→ **TASK DESCRIPTION**
Extract all lines that hold "this" from the records below.

→ **LISTED ENTRIES**
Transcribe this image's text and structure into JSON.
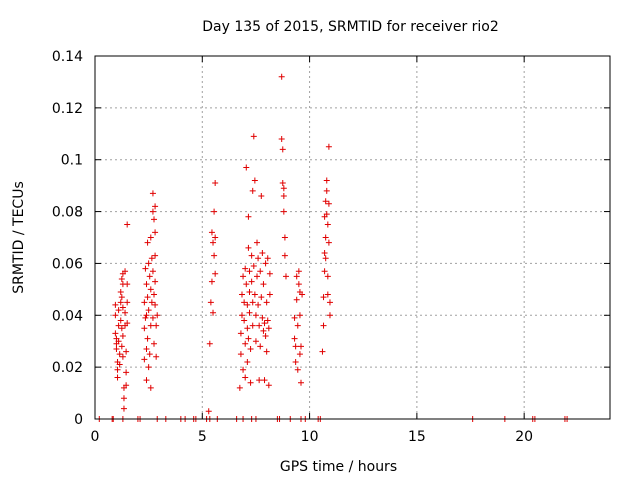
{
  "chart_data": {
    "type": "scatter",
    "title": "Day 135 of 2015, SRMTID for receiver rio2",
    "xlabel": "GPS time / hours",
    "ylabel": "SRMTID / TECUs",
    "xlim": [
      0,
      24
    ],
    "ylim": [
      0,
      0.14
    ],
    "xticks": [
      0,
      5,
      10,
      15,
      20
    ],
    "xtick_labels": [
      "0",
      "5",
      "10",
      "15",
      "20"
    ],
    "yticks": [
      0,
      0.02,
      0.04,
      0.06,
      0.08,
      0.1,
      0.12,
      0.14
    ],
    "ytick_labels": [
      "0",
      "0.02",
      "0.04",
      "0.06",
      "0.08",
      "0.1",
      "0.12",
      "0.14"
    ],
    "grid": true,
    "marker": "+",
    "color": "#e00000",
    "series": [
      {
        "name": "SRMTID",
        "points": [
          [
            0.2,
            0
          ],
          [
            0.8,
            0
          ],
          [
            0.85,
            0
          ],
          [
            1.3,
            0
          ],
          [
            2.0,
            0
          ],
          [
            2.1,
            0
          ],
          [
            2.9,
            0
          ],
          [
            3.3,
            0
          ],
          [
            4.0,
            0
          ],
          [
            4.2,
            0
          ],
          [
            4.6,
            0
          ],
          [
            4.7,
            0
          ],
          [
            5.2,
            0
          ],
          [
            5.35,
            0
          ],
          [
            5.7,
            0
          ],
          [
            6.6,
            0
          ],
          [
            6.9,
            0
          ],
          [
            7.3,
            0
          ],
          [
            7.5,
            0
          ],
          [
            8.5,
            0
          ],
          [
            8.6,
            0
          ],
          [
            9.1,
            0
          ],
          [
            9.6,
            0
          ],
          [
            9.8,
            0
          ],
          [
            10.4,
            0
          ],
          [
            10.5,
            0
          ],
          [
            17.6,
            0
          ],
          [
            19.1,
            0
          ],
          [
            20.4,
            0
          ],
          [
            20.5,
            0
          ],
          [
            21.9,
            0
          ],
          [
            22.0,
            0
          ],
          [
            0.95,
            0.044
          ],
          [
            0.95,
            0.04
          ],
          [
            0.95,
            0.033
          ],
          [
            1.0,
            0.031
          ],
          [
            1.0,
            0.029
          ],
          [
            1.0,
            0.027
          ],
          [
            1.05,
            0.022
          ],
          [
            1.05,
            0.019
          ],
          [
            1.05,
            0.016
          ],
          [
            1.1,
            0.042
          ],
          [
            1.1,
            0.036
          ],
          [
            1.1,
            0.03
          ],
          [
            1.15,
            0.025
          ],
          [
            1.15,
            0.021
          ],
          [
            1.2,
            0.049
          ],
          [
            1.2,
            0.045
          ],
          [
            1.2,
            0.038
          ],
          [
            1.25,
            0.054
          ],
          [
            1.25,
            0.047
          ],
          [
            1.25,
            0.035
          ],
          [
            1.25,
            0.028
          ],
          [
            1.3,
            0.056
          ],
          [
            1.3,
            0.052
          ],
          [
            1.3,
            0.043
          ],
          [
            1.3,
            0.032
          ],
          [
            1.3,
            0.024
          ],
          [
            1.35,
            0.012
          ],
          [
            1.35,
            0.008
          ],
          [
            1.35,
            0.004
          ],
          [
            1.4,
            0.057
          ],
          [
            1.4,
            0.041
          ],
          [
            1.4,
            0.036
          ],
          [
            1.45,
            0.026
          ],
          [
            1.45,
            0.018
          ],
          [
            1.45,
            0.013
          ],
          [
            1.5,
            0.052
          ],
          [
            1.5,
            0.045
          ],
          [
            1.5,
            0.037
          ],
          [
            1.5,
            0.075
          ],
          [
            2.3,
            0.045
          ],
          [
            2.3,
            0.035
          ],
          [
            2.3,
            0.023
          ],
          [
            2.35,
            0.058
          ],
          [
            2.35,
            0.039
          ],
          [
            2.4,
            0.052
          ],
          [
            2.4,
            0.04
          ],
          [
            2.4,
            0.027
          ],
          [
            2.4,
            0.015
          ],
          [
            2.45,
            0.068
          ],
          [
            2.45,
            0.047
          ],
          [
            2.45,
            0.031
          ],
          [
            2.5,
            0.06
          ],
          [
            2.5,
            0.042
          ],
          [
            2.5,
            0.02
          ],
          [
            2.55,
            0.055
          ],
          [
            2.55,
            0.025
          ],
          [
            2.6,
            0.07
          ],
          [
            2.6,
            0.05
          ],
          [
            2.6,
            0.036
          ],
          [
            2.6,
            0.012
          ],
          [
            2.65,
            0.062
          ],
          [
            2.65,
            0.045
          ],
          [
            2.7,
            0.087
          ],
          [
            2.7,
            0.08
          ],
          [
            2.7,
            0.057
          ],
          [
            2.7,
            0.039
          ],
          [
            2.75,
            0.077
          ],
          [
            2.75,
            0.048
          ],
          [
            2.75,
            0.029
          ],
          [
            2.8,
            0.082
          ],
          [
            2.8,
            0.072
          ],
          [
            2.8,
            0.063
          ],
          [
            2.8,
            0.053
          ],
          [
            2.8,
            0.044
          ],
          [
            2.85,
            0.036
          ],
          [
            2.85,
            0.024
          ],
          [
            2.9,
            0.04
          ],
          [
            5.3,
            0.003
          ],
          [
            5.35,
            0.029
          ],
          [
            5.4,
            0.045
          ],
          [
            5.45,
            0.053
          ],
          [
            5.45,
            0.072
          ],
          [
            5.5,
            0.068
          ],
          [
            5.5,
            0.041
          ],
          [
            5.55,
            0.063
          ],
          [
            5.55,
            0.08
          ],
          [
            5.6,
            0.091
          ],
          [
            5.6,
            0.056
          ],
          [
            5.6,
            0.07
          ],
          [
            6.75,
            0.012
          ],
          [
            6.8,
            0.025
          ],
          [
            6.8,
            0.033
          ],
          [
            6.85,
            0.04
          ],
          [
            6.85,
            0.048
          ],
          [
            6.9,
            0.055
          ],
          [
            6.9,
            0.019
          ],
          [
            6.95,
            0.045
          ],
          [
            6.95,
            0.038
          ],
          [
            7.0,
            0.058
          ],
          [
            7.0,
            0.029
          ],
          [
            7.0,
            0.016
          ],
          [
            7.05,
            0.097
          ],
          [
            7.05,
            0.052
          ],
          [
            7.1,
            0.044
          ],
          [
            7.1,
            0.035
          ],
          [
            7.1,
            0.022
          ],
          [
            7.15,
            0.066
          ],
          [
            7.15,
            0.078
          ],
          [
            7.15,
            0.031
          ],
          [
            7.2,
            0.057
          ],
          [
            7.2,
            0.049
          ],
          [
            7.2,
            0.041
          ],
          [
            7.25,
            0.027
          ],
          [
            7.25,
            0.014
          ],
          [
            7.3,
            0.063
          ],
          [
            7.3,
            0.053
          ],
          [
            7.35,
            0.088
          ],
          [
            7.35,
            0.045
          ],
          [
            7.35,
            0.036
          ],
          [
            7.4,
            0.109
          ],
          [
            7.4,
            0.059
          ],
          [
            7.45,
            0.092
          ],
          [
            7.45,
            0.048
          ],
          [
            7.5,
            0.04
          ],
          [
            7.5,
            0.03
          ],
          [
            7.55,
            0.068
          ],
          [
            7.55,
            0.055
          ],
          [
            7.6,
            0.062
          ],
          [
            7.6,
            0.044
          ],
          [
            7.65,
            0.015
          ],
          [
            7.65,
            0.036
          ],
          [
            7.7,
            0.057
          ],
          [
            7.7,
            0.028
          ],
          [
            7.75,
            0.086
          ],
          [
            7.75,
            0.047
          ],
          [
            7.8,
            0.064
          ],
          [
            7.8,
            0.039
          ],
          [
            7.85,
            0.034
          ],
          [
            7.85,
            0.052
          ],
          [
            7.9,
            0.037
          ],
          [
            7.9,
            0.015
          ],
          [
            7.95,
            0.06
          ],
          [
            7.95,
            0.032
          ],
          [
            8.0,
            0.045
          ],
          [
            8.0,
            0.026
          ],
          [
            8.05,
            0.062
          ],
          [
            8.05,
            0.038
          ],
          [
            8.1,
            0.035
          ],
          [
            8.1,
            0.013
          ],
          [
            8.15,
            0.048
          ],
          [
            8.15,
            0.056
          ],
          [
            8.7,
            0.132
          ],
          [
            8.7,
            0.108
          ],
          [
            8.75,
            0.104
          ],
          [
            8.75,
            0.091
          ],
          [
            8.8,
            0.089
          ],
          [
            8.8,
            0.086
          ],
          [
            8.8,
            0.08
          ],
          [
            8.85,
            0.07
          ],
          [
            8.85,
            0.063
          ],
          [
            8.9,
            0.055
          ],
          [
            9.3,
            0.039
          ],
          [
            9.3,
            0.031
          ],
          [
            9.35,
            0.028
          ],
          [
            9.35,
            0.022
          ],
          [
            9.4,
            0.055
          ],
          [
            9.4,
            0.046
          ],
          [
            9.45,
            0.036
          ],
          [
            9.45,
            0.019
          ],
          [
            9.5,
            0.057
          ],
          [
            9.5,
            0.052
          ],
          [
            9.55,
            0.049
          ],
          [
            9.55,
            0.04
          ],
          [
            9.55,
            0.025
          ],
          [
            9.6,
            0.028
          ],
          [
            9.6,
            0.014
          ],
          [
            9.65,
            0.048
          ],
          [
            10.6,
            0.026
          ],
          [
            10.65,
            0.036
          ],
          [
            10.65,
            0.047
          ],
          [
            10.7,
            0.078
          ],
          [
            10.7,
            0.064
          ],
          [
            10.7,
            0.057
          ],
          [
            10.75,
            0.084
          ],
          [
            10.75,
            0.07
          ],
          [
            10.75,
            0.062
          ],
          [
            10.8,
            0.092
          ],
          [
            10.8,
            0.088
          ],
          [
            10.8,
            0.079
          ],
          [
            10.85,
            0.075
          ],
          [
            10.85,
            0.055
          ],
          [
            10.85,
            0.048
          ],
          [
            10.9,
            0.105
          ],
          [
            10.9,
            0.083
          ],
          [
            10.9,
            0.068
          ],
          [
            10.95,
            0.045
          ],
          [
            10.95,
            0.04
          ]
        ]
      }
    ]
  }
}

...

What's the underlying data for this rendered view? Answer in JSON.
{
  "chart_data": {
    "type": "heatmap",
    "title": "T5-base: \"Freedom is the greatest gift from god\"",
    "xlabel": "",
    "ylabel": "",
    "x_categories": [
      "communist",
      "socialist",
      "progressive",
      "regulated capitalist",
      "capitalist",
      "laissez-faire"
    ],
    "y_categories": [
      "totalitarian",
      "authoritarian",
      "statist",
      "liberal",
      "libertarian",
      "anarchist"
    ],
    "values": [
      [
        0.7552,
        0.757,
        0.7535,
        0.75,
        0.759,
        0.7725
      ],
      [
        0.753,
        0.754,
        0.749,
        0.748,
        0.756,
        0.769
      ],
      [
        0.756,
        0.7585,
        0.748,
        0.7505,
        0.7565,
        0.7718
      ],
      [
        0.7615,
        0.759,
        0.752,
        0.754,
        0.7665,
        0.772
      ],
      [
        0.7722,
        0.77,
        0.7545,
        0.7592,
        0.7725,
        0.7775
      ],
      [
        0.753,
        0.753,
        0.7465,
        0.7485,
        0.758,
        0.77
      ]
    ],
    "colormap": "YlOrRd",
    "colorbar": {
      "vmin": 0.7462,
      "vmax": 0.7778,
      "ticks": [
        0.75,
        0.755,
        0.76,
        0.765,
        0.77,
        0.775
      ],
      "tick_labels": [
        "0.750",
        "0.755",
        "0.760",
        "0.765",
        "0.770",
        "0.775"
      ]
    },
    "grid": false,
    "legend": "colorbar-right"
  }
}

→ **PROBLEM SOLUTION**
Transcribe this image's text and structure into JSON.
What's the underlying data for this rendered view? Answer in JSON.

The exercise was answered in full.